— START OF Data for processing —
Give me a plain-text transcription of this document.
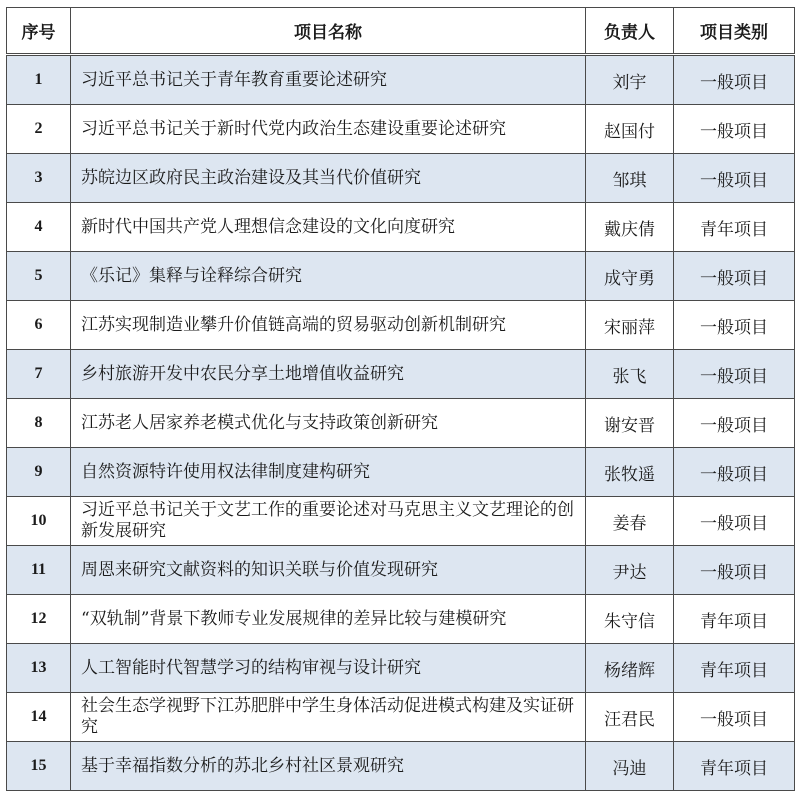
序号	项目名称	负责人	项目类别
1	习近平总书记关于青年教育重要论述研究	刘宇	一般项目
2	习近平总书记关于新时代党内政治生态建设重要论述研究	赵国付	一般项目
3	苏皖边区政府民主政治建设及其当代价值研究	邹琪	一般项目
4	新时代中国共产党人理想信念建设的文化向度研究	戴庆倩	青年项目
5	《乐记》集释与诠释综合研究	成守勇	一般项目
6	江苏实现制造业攀升价值链高端的贸易驱动创新机制研究	宋丽萍	一般项目
7	乡村旅游开发中农民分享土地增值收益研究	张飞	一般项目
8	江苏老人居家养老模式优化与支持政策创新研究	谢安晋	一般项目
9	自然资源特许使用权法律制度建构研究	张牧遥	一般项目
10	习近平总书记关于文艺工作的重要论述对马克思主义文艺理论的创新发展研究	姜春	一般项目
11	周恩来研究文献资料的知识关联与价值发现研究	尹达	一般项目
12	“双轨制”背景下教师专业发展规律的差异比较与建模研究	朱守信	青年项目
13	人工智能时代智慧学习的结构审视与设计研究	杨绪辉	青年项目
14	社会生态学视野下江苏肥胖中学生身体活动促进模式构建及实证研究	汪君民	一般项目
15	基于幸福指数分析的苏北乡村社区景观研究	冯迪	青年项目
— END OF Data for processing —
Problem statement:
All preceding records should be duplicated verbatim, images excepted.

Worked answer:
Give me a plain-text transcription of this document.
序号	项目名称	负责人	项目类别
1	习近平总书记关于青年教育重要论述研究	刘宇	一般项目
2	习近平总书记关于新时代党内政治生态建设重要论述研究	赵国付	一般项目
3	苏皖边区政府民主政治建设及其当代价值研究	邹琪	一般项目
4	新时代中国共产党人理想信念建设的文化向度研究	戴庆倩	青年项目
5	《乐记》集释与诠释综合研究	成守勇	一般项目
6	江苏实现制造业攀升价值链高端的贸易驱动创新机制研究	宋丽萍	一般项目
7	乡村旅游开发中农民分享土地增值收益研究	张飞	一般项目
8	江苏老人居家养老模式优化与支持政策创新研究	谢安晋	一般项目
9	自然资源特许使用权法律制度建构研究	张牧遥	一般项目
10	习近平总书记关于文艺工作的重要论述对马克思主义文艺理论的创新发展研究	姜春	一般项目
11	周恩来研究文献资料的知识关联与价值发现研究	尹达	一般项目
12	“双轨制”背景下教师专业发展规律的差异比较与建模研究	朱守信	青年项目
13	人工智能时代智慧学习的结构审视与设计研究	杨绪辉	青年项目
14	社会生态学视野下江苏肥胖中学生身体活动促进模式构建及实证研究	汪君民	一般项目
15	基于幸福指数分析的苏北乡村社区景观研究	冯迪	青年项目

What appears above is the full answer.